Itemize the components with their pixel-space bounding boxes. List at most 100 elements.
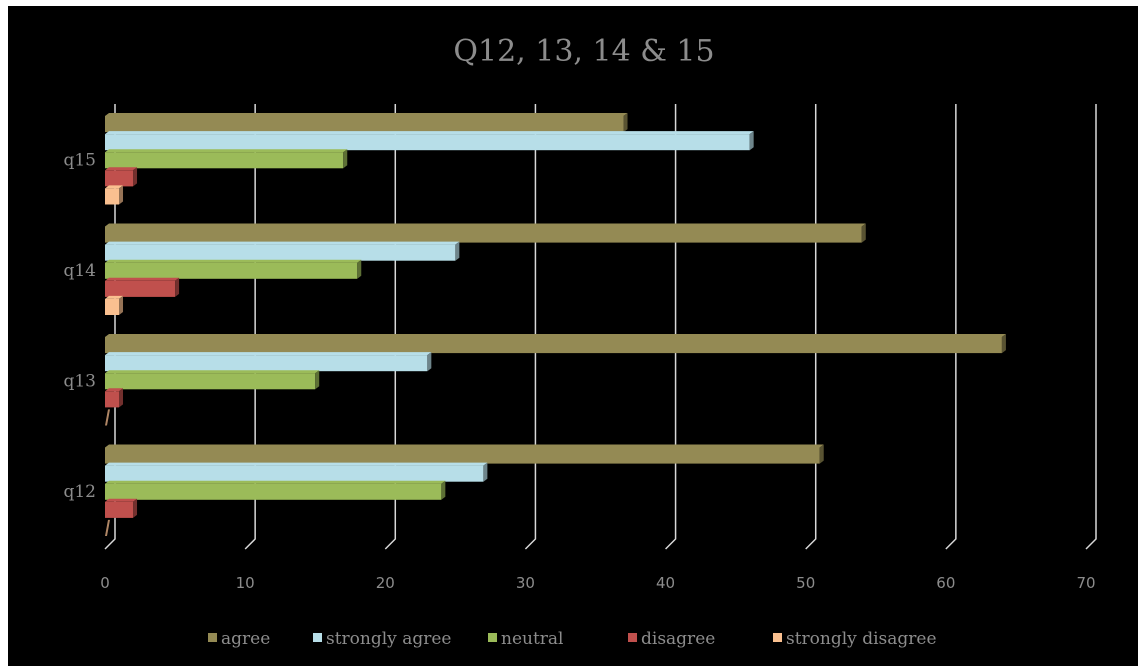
legend: agree strongly agree neutral disagree strong…: [208, 629, 937, 649]
bar-side: [119, 185, 124, 205]
bar-top: [105, 498, 138, 502]
gridline: [524, 104, 537, 550]
bar-top: [105, 223, 866, 227]
legend-swatch: [628, 633, 637, 642]
bar: [105, 409, 110, 426]
chart-title: Q12, 13, 14 & 15: [453, 34, 714, 69]
bar: [105, 241, 460, 261]
bar-chart: Q12, 13, 14 & 15 0 10 20 30 40 50 60 70 q12q13q…: [63, 34, 1097, 649]
bar: [105, 334, 1006, 354]
bar-face: [105, 280, 176, 297]
gridline: [945, 104, 957, 550]
y-category-label: q14: [63, 261, 96, 281]
bar-top: [105, 131, 754, 135]
bar: [105, 167, 138, 187]
x-tick-label: 50: [796, 574, 815, 592]
legend-swatch: [488, 633, 497, 642]
legend-item: agree: [208, 629, 270, 649]
legend-label: disagree: [641, 629, 715, 649]
bar: [105, 519, 110, 536]
bar: [105, 223, 866, 243]
bar-face: [105, 134, 750, 151]
legend-label: strongly disagree: [786, 629, 937, 649]
bar-side: [427, 352, 432, 372]
legend-swatch: [773, 633, 782, 642]
bar-top: [105, 370, 320, 374]
bar-face: [105, 355, 428, 372]
gridline: [805, 104, 817, 550]
bar: [105, 480, 446, 500]
bar-face: [105, 373, 316, 390]
x-tick-label: 60: [936, 574, 955, 592]
bar-top: [105, 295, 124, 299]
bar-top: [105, 388, 124, 392]
legend-swatch: [208, 633, 217, 642]
bar-face: [105, 188, 120, 205]
bar-side: [119, 388, 124, 408]
bar: [105, 131, 754, 151]
bars: [105, 113, 1006, 536]
x-tick-label: 0: [100, 574, 110, 592]
bar-side: [175, 277, 180, 297]
bar: [105, 185, 124, 205]
x-axis-ticks: 0 10 20 30 40 50 60 70: [100, 574, 1095, 592]
bar: [105, 295, 124, 315]
bar-side: [119, 295, 124, 315]
bar-face: [105, 152, 344, 169]
legend-item: strongly agree: [313, 629, 451, 649]
bar-face: [105, 465, 484, 482]
bar-top: [105, 259, 362, 263]
bar: [105, 113, 628, 133]
bar: [105, 277, 180, 297]
bar-face: [105, 409, 110, 426]
bar-side: [357, 259, 362, 279]
bar: [105, 149, 348, 169]
bar-face: [105, 391, 120, 408]
x-tick-label: 40: [656, 574, 675, 592]
bar: [105, 352, 432, 372]
bar-side: [133, 498, 138, 518]
bar-side: [455, 241, 460, 261]
bar-top: [105, 462, 488, 466]
gridline: [1085, 104, 1097, 550]
bar-side: [133, 167, 138, 187]
bar-top: [105, 149, 348, 153]
x-tick-label: 20: [376, 574, 395, 592]
bar: [105, 444, 824, 464]
bar-side: [749, 131, 754, 151]
bar-face: [105, 519, 110, 536]
bar-top: [105, 444, 824, 448]
gridline: [665, 104, 677, 550]
y-axis-categories: q12 q13 q14 q15: [63, 150, 96, 502]
bar-top: [105, 113, 628, 116]
legend-label: neutral: [501, 629, 564, 649]
bar-side: [343, 149, 348, 169]
y-category-label: q13: [63, 371, 96, 391]
bar: [105, 388, 124, 408]
x-tick-label: 70: [1076, 574, 1095, 592]
bar-face: [105, 337, 1002, 354]
bar-face: [105, 262, 358, 279]
legend-item: disagree: [628, 629, 715, 649]
bar-side: [483, 462, 488, 482]
bar: [105, 498, 138, 518]
chart-area: Q12, 13, 14 & 15 0 10 20 30 40 50 60 70 q12 q13 q…: [8, 6, 1138, 666]
y-category-label: q12: [63, 482, 96, 502]
bar-side: [441, 480, 446, 500]
bar-face: [105, 170, 134, 187]
y-category-label: q15: [63, 150, 96, 170]
bar: [105, 370, 320, 390]
bar-top: [105, 480, 446, 484]
x-tick-label: 10: [236, 574, 255, 592]
bar-side: [315, 370, 320, 390]
bar-top: [105, 334, 1006, 337]
bar-side: [623, 113, 628, 133]
legend-swatch: [313, 633, 322, 642]
legend-item: strongly disagree: [773, 629, 937, 649]
bar-face: [105, 447, 820, 464]
bar-face: [105, 116, 624, 133]
legend-label: strongly agree: [326, 629, 451, 649]
bar-face: [105, 298, 120, 315]
gridlines: [104, 104, 1097, 550]
bar-face: [105, 501, 134, 518]
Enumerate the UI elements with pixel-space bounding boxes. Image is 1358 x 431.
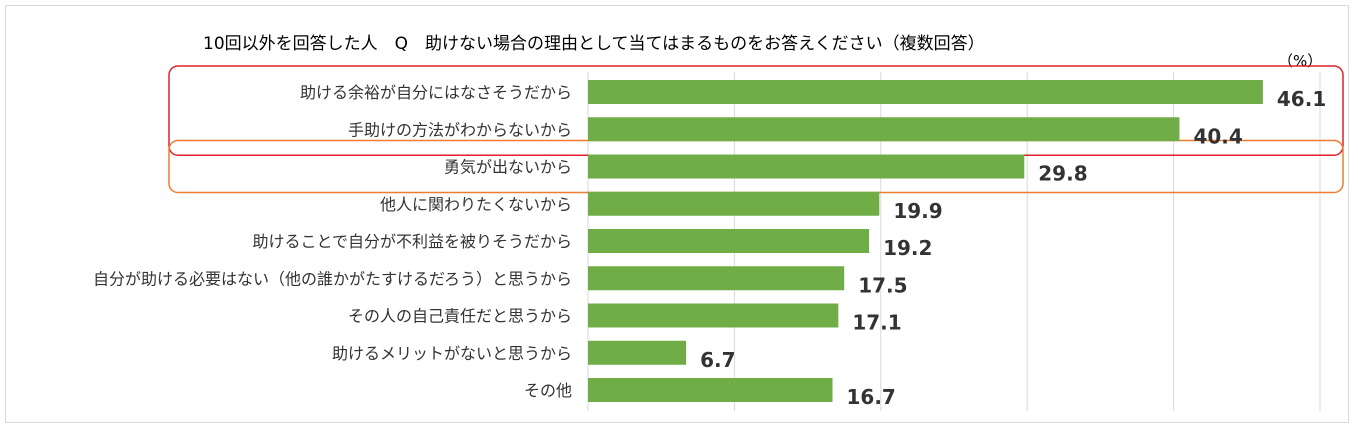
bar-4 xyxy=(588,229,870,253)
bar-2 xyxy=(588,154,1025,179)
bar-chart: 10回以外を回答した人 Q 助けない場合の理由として当てはまるものをお答えくださ… xyxy=(93,34,1344,411)
chart-title: 10回以外を回答した人 Q 助けない場合の理由として当てはまるものをお答えくださ… xyxy=(203,34,985,54)
bar-0 xyxy=(588,80,1263,104)
value-label-5: 17.5 xyxy=(858,273,907,297)
category-label-5: 自分が助ける必要はない（他の誰かがたすけるだろう）と思うから xyxy=(93,269,572,288)
category-label-7: 助けるメリットがないと思うから xyxy=(332,344,572,363)
value-label-4: 19.2 xyxy=(883,236,932,260)
value-label-0: 46.1 xyxy=(1277,87,1326,111)
bar-5 xyxy=(588,266,845,291)
category-labels: 助ける余裕が自分にはなさそうだから手助けの方法がわからないから勇気が出ないから他… xyxy=(93,83,572,400)
value-label-3: 19.9 xyxy=(893,199,942,223)
value-label-2: 29.8 xyxy=(1038,162,1087,186)
unit-label: （%） xyxy=(1278,52,1322,70)
category-label-0: 助ける余裕が自分にはなさそうだから xyxy=(300,83,572,102)
bar-7 xyxy=(588,340,687,365)
value-label-8: 16.7 xyxy=(846,385,895,409)
category-label-4: 助けることで自分が不利益を被りそうだから xyxy=(252,232,572,251)
value-label-6: 17.1 xyxy=(852,311,901,335)
bars xyxy=(588,80,1263,402)
category-label-2: 勇気が出ないから xyxy=(444,158,572,177)
bar-8 xyxy=(588,378,833,402)
bar-1 xyxy=(588,117,1180,142)
value-labels: 46.1 40.4 29.8 19.9 19.2 17.5 17.1 6.7 16.7 xyxy=(700,87,1326,409)
chart-frame: 10回以外を回答した人 Q 助けない場合の理由として当てはまるものをお答えくださ… xyxy=(5,5,1349,423)
category-label-1: 手助けの方法がわからないから xyxy=(348,120,572,139)
value-label-1: 40.4 xyxy=(1193,124,1242,148)
value-label-7: 6.7 xyxy=(700,348,735,372)
highlight-box-0 xyxy=(168,65,1344,156)
category-label-3: 他人に関わりたくないから xyxy=(380,195,572,214)
bar-3 xyxy=(588,191,880,216)
bar-6 xyxy=(588,303,839,328)
category-label-8: その他 xyxy=(524,381,572,400)
category-label-6: その人の自己責任だと思うから xyxy=(348,307,572,326)
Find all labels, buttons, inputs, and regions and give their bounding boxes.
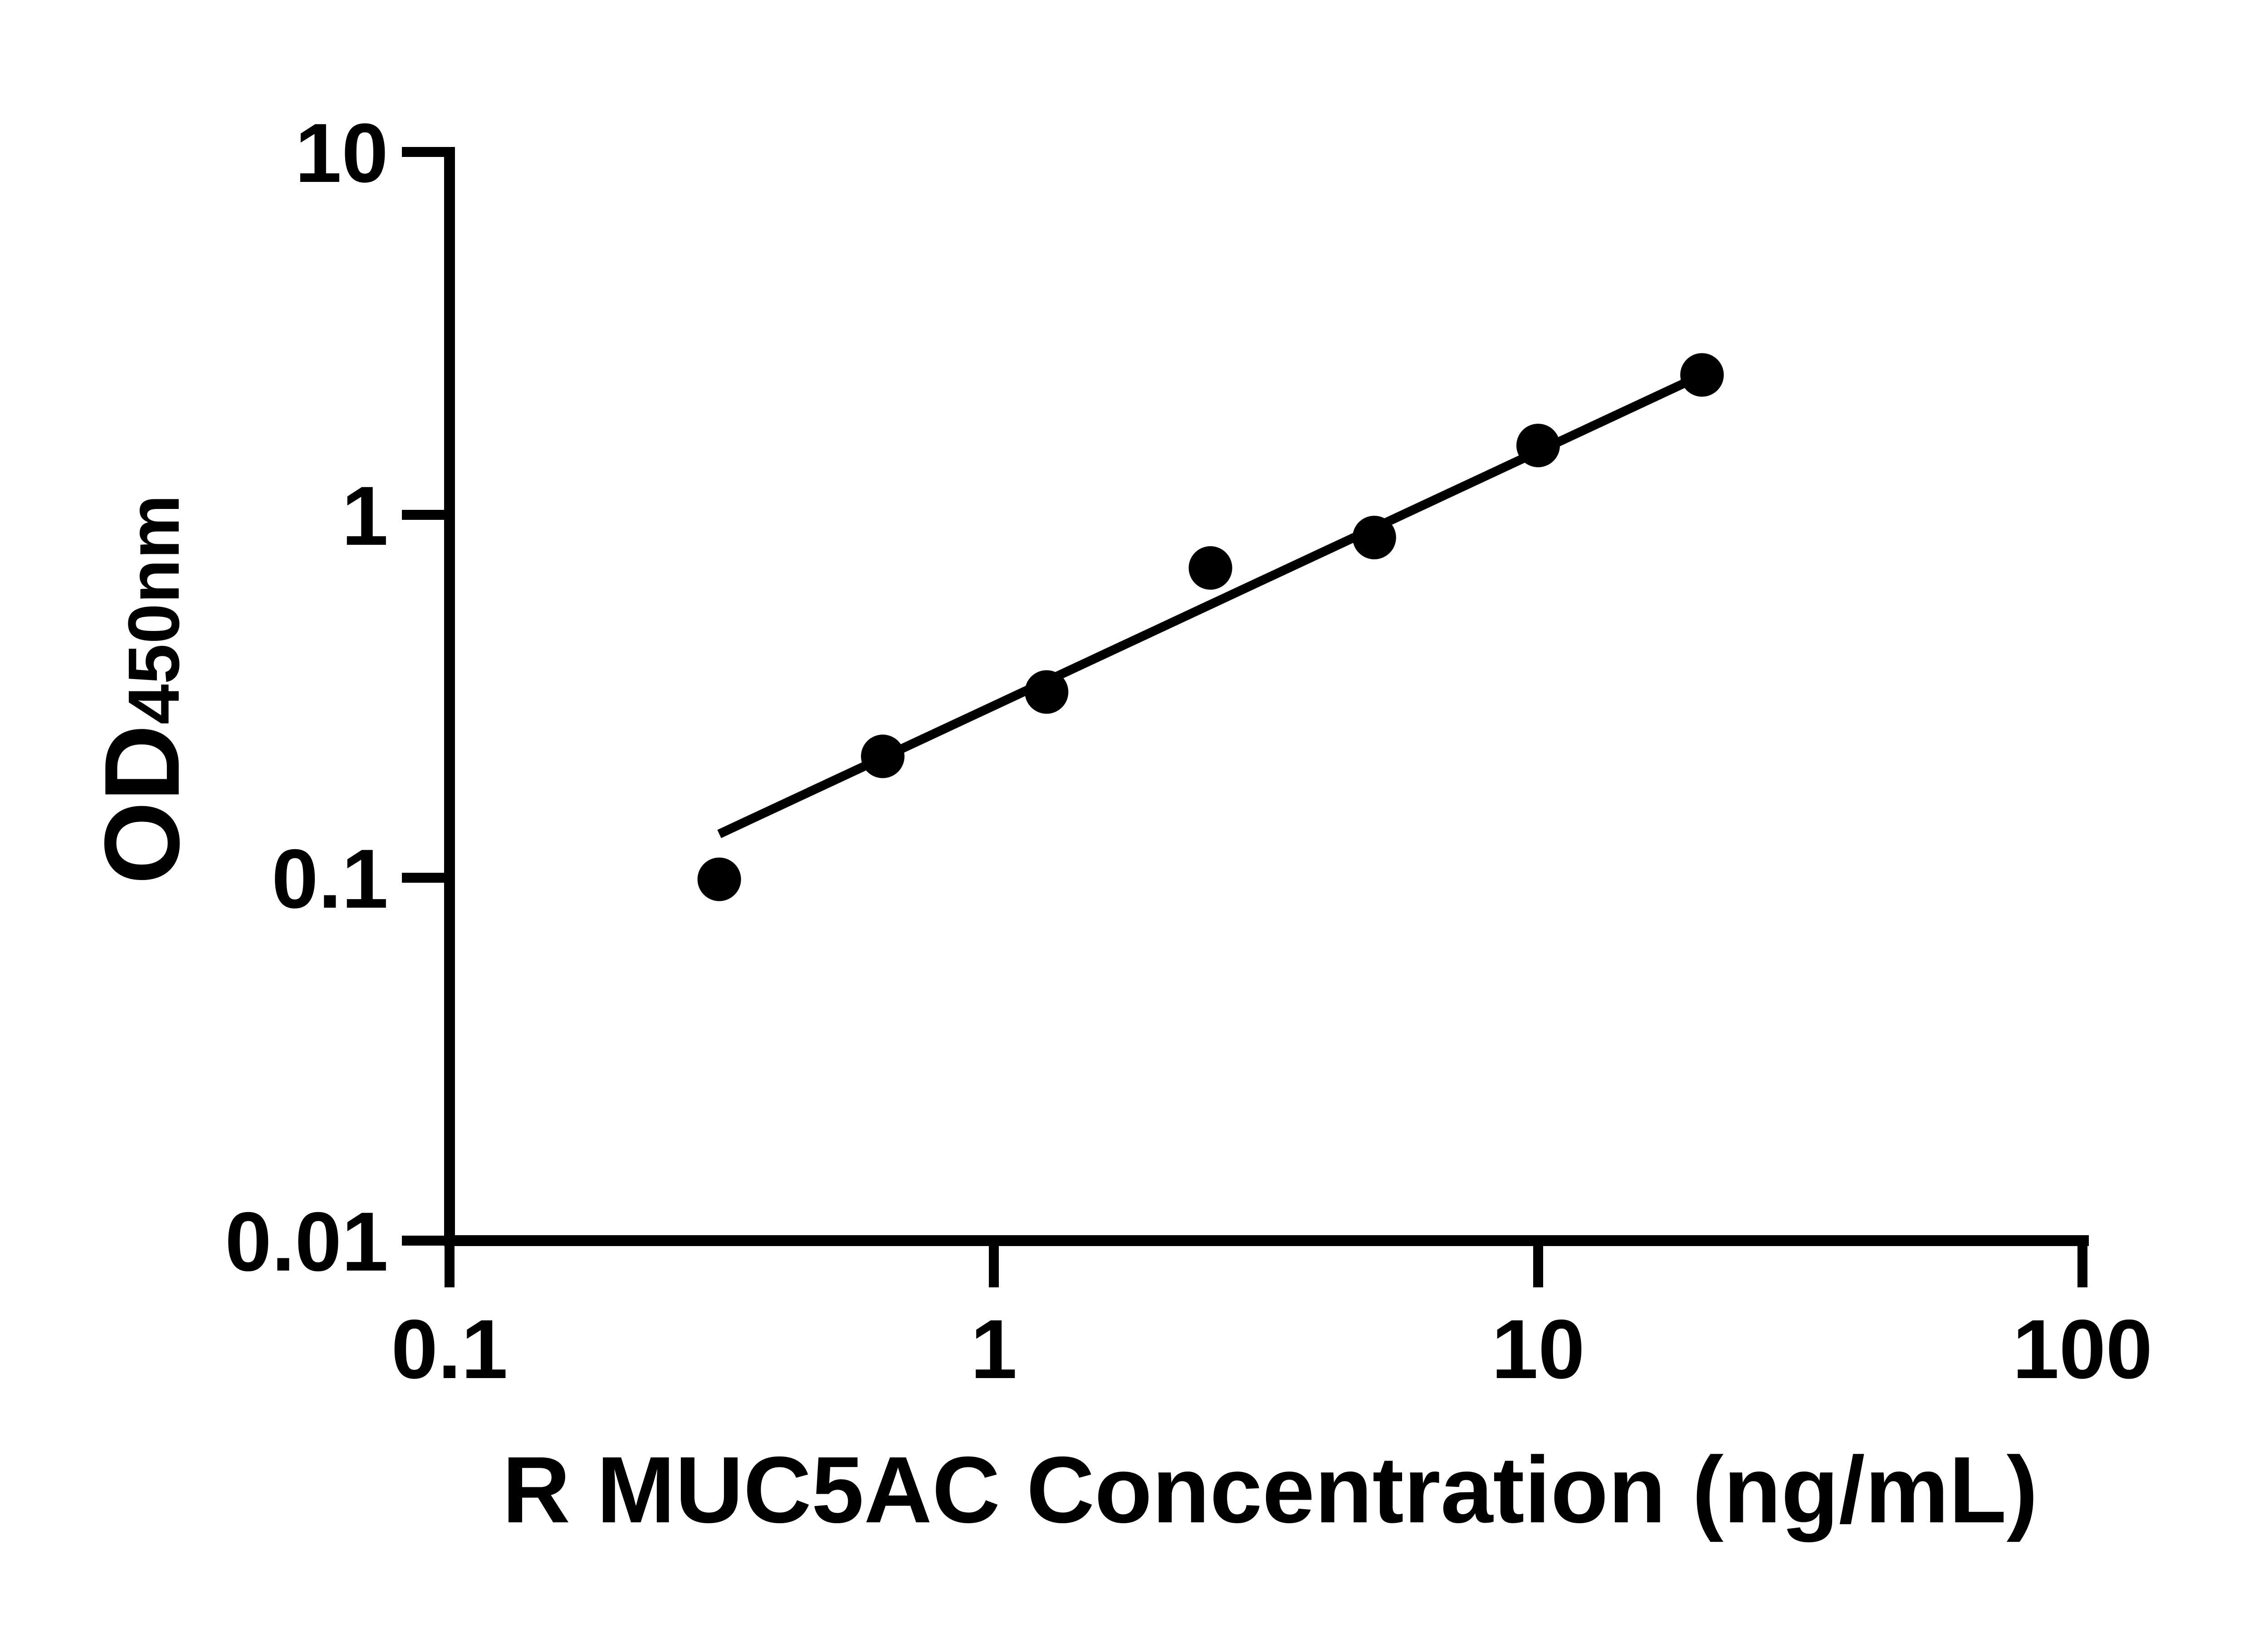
y-tick-label: 1 <box>342 469 388 563</box>
data-layer <box>697 353 1724 901</box>
x-tick-label: 100 <box>2013 1303 2153 1396</box>
axes-layer <box>402 147 2089 1287</box>
x-tick-label: 1 <box>971 1303 1017 1396</box>
y-tick-label: 10 <box>295 107 388 200</box>
data-point <box>1516 424 1560 468</box>
x-tick-label: 10 <box>1491 1303 1585 1396</box>
data-point <box>1025 670 1069 714</box>
y-tick-label: 0.01 <box>225 1195 388 1289</box>
y-axis-title: OD450nm <box>82 494 201 884</box>
x-tick-label: 0.1 <box>391 1303 508 1396</box>
data-point <box>1680 353 1724 397</box>
y-tick-label: 0.1 <box>272 832 388 926</box>
data-point <box>1188 546 1232 590</box>
y-axis-title-sub: 450nm <box>113 494 194 724</box>
data-point <box>697 857 741 901</box>
data-point <box>1352 515 1396 559</box>
x-axis-title: R MUC5AC Concentration (ng/mL) <box>502 1437 2038 1543</box>
data-point <box>861 734 905 778</box>
y-axis-title-main: OD <box>82 724 201 885</box>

• GIVEN TASK: How many lines in the rows above contain the string "助けない場合の理由として当てはまるものをお答えくださ"? Give only the number.

• RESULT OF THIS TASK: 3